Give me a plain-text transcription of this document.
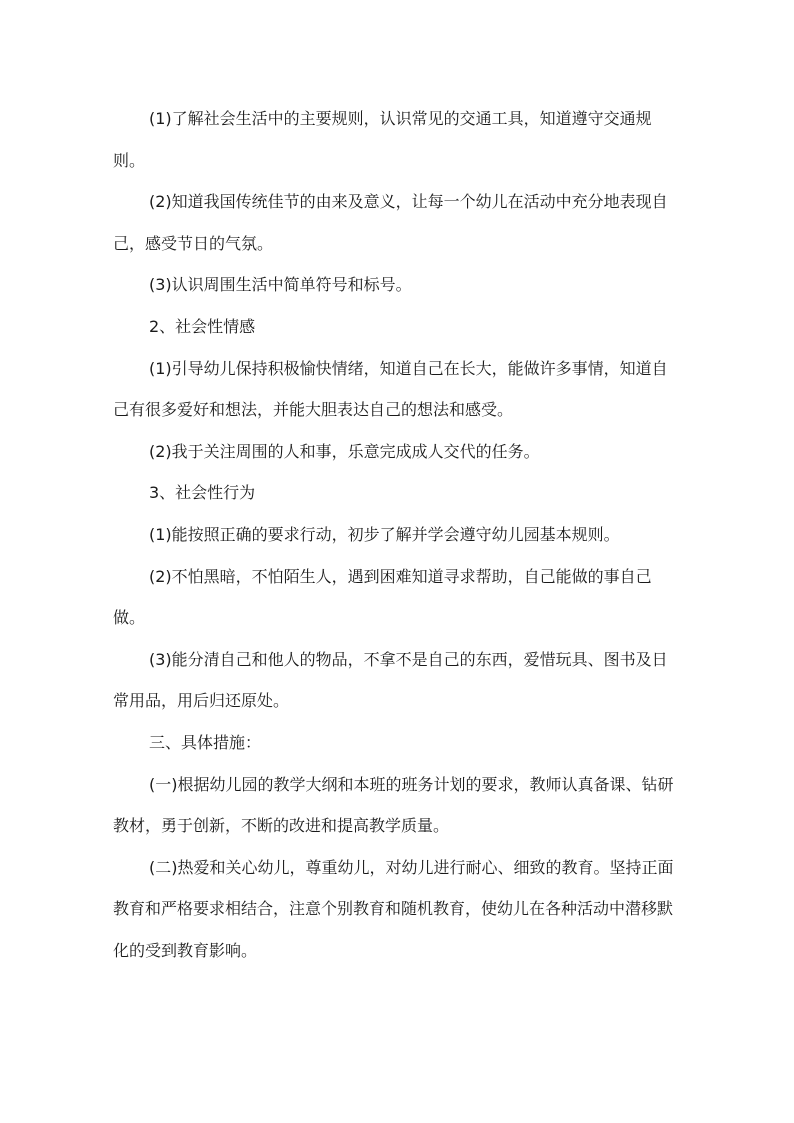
(1)了解社会生活中的主要规则，认识常见的交通工具，知道遵守交通规则。

(2)知道我国传统佳节的由来及意义，让每一个幼儿在活动中充分地表现自己，感受节日的气氛。

(3)认识周围生活中简单符号和标号。

2、社会性情感

(1)引导幼儿保持积极愉快情绪，知道自己在长大，能做许多事情，知道自己有很多爱好和想法，并能大胆表达自己的想法和感受。

(2)我于关注周围的人和事，乐意完成成人交代的任务。

3、社会性行为

(1)能按照正确的要求行动，初步了解并学会遵守幼儿园基本规则。

(2)不怕黑暗，不怕陌生人，遇到困难知道寻求帮助，自己能做的事自己做。

(3)能分清自己和他人的物品，不拿不是自己的东西，爱惜玩具、图书及日常用品，用后归还原处。

三、具体措施：

(一)根据幼儿园的教学大纲和本班的班务计划的要求，教师认真备课、钻研教材，勇于创新，不断的改进和提高教学质量。

(二)热爱和关心幼儿，尊重幼儿，对幼儿进行耐心、细致的教育。坚持正面教育和严格要求相结合，注意个别教育和随机教育，使幼儿在各种活动中潜移默化的受到教育影响。
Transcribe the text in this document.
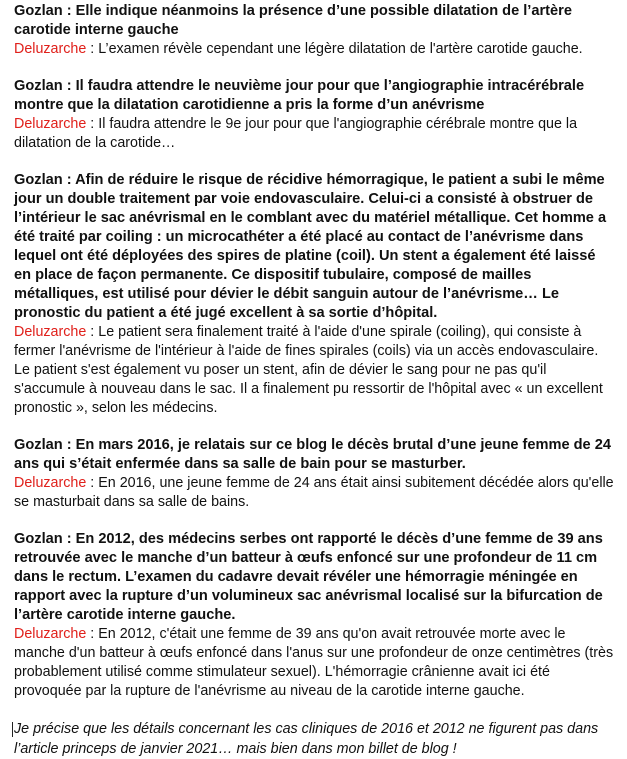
Gozlan : Elle indique néanmoins la présence d’une possible dilatation de l’artère carotide interne gauche

Deluzarche : L’examen révèle cependant une légère dilatation de l'artère carotide gauche.

Gozlan : Il faudra attendre le neuvième jour pour que l’angiographie intracérébrale montre que la dilatation carotidienne a pris la forme d’un anévrisme

Deluzarche : Il faudra attendre le 9e jour pour que l'angiographie cérébrale montre que la dilatation de la carotide…

Gozlan : Afin de réduire le risque de récidive hémorragique, le patient a subi le même jour un double traitement par voie endovasculaire. Celui-ci a consisté à obstruer de l’intérieur le sac anévrismal en le comblant avec du matériel métallique. Cet homme a été traité par coiling : un microcathéter a été placé au contact de l’anévrisme dans lequel ont été déployées des spires de platine (coil). Un stent a également été laissé en place de façon permanente. Ce dispositif tubulaire, composé de mailles métalliques, est utilisé pour dévier le débit sanguin autour de l’anévrisme… Le pronostic du patient a été jugé excellent à sa sortie d’hôpital.

Deluzarche : Le patient sera finalement traité à l'aide d'une spirale (coiling), qui consiste à fermer l'anévrisme de l'intérieur à l'aide de fines spirales (coils) via un accès endovasculaire. Le patient s'est également vu poser un stent, afin de dévier le sang pour ne pas qu'il s'accumule à nouveau dans le sac. Il a finalement pu ressortir de l'hôpital avec « un excellent pronostic », selon les médecins.

Gozlan : En mars 2016, je relatais sur ce blog le décès brutal d’une jeune femme de 24 ans qui s’était enfermée dans sa salle de bain pour se masturber.

Deluzarche : En 2016, une jeune femme de 24 ans était ainsi subitement décédée alors qu'elle se masturbait dans sa salle de bains.

Gozlan : En 2012, des médecins serbes ont rapporté le décès d’une femme de 39 ans retrouvée avec le manche d’un batteur à œufs enfoncé sur une profondeur de 11 cm dans le rectum. L’examen du cadavre devait révéler une hémorragie méningée en rapport avec la rupture d’un volumineux sac anévrismal localisé sur la bifurcation de l’artère carotide interne gauche.

Deluzarche : En 2012, c'était une femme de 39 ans qu'on avait retrouvée morte avec le manche d'un batteur à œufs enfoncé dans l'anus sur une profondeur de onze centimètres (très probablement utilisé comme stimulateur sexuel). L'hémorragie crânienne avait ici été provoquée par la rupture de l'anévrisme au niveau de la carotide interne gauche.

Je précise que les détails concernant les cas cliniques de 2016 et 2012 ne figurent pas dans l’article princeps de janvier 2021… mais bien dans mon billet de blog !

---

What to produce: The records above need to be given again exactly. Omit the pictures.

Completed task:
Give me a plain-text transcription of this document.
(1)了解社会生活中的主要规则，认识常见的交通工具，知道遵守交通规则。

(2)知道我国传统佳节的由来及意义，让每一个幼儿在活动中充分地表现自己，感受节日的气氛。

(3)认识周围生活中简单符号和标号。

2、社会性情感

(1)引导幼儿保持积极愉快情绪，知道自己在长大，能做许多事情，知道自己有很多爱好和想法，并能大胆表达自己的想法和感受。

(2)我于关注周围的人和事，乐意完成成人交代的任务。

3、社会性行为

(1)能按照正确的要求行动，初步了解并学会遵守幼儿园基本规则。

(2)不怕黑暗，不怕陌生人，遇到困难知道寻求帮助，自己能做的事自己做。

(3)能分清自己和他人的物品，不拿不是自己的东西，爱惜玩具、图书及日常用品，用后归还原处。

三、具体措施：

(一)根据幼儿园的教学大纲和本班的班务计划的要求，教师认真备课、钻研教材，勇于创新，不断的改进和提高教学质量。

(二)热爱和关心幼儿，尊重幼儿，对幼儿进行耐心、细致的教育。坚持正面教育和严格要求相结合，注意个别教育和随机教育，使幼儿在各种活动中潜移默化的受到教育影响。
Transcribe the text in this document.
Gozlan : Elle indique néanmoins la présence d’une possible dilatation de l’artère carotide interne gauche

Deluzarche : L’examen révèle cependant une légère dilatation de l'artère carotide gauche.

Gozlan : Il faudra attendre le neuvième jour pour que l’angiographie intracérébrale montre que la dilatation carotidienne a pris la forme d’un anévrisme

Deluzarche : Il faudra attendre le 9e jour pour que l'angiographie cérébrale montre que la dilatation de la carotide…

Gozlan : Afin de réduire le risque de récidive hémorragique, le patient a subi le même jour un double traitement par voie endovasculaire. Celui-ci a consisté à obstruer de l’intérieur le sac anévrismal en le comblant avec du matériel métallique. Cet homme a été traité par coiling : un microcathéter a été placé au contact de l’anévrisme dans lequel ont été déployées des spires de platine (coil). Un stent a également été laissé en place de façon permanente. Ce dispositif tubulaire, composé de mailles métalliques, est utilisé pour dévier le débit sanguin autour de l’anévrisme… Le pronostic du patient a été jugé excellent à sa sortie d’hôpital.

Deluzarche : Le patient sera finalement traité à l'aide d'une spirale (coiling), qui consiste à fermer l'anévrisme de l'intérieur à l'aide de fines spirales (coils) via un accès endovasculaire. Le patient s'est également vu poser un stent, afin de dévier le sang pour ne pas qu'il s'accumule à nouveau dans le sac. Il a finalement pu ressortir de l'hôpital avec « un excellent pronostic », selon les médecins.

Gozlan : En mars 2016, je relatais sur ce blog le décès brutal d’une jeune femme de 24 ans qui s’était enfermée dans sa salle de bain pour se masturber.

Deluzarche : En 2016, une jeune femme de 24 ans était ainsi subitement décédée alors qu'elle se masturbait dans sa salle de bains.

Gozlan : En 2012, des médecins serbes ont rapporté le décès d’une femme de 39 ans retrouvée avec le manche d’un batteur à œufs enfoncé sur une profondeur de 11 cm dans le rectum. L’examen du cadavre devait révéler une hémorragie méningée en rapport avec la rupture d’un volumineux sac anévrismal localisé sur la bifurcation de l’artère carotide interne gauche.

Deluzarche : En 2012, c'était une femme de 39 ans qu'on avait retrouvée morte avec le manche d'un batteur à œufs enfoncé dans l'anus sur une profondeur de onze centimètres (très probablement utilisé comme stimulateur sexuel). L'hémorragie crânienne avait ici été provoquée par la rupture de l'anévrisme au niveau de la carotide interne gauche.

Je précise que les détails concernant les cas cliniques de 2016 et 2012 ne figurent pas dans l’article princeps de janvier 2021… mais bien dans mon billet de blog !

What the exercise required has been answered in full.